# RECORDS SUPPLIED
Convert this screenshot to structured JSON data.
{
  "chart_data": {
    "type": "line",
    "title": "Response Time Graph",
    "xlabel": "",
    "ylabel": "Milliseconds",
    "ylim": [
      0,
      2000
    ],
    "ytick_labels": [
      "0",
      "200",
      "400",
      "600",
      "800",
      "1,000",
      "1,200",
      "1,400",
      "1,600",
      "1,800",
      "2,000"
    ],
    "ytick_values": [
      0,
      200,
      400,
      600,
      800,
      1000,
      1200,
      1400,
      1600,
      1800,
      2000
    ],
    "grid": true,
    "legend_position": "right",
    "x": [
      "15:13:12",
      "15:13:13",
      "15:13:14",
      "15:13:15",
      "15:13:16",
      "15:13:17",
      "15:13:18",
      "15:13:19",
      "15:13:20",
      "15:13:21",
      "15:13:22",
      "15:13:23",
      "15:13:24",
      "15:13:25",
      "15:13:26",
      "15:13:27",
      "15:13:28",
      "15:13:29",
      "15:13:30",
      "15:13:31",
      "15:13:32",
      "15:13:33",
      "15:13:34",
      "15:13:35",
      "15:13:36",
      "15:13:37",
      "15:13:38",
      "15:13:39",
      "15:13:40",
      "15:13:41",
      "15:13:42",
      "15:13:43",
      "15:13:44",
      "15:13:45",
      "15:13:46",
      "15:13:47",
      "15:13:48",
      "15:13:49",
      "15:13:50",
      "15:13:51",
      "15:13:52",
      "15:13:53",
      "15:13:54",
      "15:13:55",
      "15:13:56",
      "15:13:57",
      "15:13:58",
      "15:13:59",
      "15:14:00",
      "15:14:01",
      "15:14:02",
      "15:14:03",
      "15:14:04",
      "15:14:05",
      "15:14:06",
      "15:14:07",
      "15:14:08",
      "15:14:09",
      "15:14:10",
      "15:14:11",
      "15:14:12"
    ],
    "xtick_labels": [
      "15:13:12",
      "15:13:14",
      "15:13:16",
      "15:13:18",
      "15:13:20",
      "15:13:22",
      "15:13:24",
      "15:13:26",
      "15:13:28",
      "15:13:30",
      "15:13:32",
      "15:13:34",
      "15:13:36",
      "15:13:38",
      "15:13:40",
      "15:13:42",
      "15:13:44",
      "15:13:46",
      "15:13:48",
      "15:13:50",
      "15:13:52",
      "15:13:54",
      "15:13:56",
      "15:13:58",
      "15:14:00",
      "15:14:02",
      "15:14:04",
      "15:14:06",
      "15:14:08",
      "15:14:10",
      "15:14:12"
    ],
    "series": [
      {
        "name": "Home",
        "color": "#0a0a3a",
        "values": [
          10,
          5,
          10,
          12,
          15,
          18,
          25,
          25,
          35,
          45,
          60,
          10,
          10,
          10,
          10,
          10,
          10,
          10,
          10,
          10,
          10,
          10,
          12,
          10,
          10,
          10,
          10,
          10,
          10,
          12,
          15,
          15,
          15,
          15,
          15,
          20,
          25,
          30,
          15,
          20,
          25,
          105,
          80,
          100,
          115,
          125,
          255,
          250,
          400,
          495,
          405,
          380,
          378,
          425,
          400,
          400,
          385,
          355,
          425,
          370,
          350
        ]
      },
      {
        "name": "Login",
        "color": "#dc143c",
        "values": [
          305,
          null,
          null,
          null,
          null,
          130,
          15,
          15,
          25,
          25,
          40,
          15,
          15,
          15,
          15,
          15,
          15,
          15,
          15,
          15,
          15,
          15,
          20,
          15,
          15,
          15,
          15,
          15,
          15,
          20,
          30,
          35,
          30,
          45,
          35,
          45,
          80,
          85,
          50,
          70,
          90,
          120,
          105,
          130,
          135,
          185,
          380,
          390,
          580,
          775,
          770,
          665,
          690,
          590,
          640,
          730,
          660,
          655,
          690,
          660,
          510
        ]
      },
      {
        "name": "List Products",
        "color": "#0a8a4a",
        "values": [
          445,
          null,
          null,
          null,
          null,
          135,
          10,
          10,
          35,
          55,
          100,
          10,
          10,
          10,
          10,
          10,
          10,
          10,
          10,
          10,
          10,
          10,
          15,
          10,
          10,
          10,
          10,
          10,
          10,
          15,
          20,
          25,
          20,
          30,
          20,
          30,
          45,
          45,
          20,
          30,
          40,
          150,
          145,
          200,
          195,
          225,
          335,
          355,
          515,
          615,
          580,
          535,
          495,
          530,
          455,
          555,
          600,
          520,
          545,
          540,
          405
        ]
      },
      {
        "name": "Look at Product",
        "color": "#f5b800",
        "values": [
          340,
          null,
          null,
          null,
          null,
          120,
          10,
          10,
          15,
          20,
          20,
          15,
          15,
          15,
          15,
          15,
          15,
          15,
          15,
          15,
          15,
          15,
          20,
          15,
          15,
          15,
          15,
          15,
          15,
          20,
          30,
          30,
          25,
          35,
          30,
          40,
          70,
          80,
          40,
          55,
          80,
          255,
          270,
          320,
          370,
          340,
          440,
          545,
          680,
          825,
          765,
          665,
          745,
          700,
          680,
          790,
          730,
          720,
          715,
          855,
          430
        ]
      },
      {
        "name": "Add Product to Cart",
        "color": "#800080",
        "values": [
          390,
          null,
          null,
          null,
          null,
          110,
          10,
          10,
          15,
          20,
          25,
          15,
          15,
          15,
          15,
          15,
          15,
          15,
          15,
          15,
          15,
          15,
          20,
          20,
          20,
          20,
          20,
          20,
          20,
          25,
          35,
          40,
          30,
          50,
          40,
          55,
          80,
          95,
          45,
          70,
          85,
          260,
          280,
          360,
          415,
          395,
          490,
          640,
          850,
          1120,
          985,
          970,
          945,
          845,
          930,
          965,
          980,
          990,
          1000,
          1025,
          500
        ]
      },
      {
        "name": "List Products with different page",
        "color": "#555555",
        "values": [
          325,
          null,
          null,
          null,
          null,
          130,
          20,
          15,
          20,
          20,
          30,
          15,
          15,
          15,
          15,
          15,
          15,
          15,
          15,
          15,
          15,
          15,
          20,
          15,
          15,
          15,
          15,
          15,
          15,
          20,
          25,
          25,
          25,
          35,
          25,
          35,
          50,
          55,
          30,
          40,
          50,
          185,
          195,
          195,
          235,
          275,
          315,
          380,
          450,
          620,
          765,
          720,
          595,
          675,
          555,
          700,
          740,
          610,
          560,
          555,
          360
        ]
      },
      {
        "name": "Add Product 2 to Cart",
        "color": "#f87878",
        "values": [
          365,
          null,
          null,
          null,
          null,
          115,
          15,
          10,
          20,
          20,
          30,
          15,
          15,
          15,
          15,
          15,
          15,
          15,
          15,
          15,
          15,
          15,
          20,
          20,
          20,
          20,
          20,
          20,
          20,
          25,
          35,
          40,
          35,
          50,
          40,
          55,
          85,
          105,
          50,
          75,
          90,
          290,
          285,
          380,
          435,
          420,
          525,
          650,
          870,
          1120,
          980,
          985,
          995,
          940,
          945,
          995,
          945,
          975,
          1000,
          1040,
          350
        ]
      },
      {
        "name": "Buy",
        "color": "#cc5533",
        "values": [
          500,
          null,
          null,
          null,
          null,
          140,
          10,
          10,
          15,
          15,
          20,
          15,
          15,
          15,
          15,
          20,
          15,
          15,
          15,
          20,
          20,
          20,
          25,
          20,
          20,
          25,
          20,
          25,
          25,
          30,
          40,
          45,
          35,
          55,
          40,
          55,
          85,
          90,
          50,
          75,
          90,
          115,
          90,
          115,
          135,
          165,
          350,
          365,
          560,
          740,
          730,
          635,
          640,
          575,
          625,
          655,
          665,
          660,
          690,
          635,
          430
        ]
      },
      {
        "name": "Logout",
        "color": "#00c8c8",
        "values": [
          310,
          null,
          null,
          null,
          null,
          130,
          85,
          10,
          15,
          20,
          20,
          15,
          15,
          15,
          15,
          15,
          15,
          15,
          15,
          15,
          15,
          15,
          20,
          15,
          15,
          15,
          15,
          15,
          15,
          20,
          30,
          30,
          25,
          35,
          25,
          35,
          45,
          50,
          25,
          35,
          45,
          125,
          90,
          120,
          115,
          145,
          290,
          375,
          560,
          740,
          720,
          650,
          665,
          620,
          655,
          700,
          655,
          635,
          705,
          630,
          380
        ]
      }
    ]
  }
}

# WHAT IS BEING ASKED
Tally the lines above that contain the word "Products", and reply with only the number.

# THE REPLY
2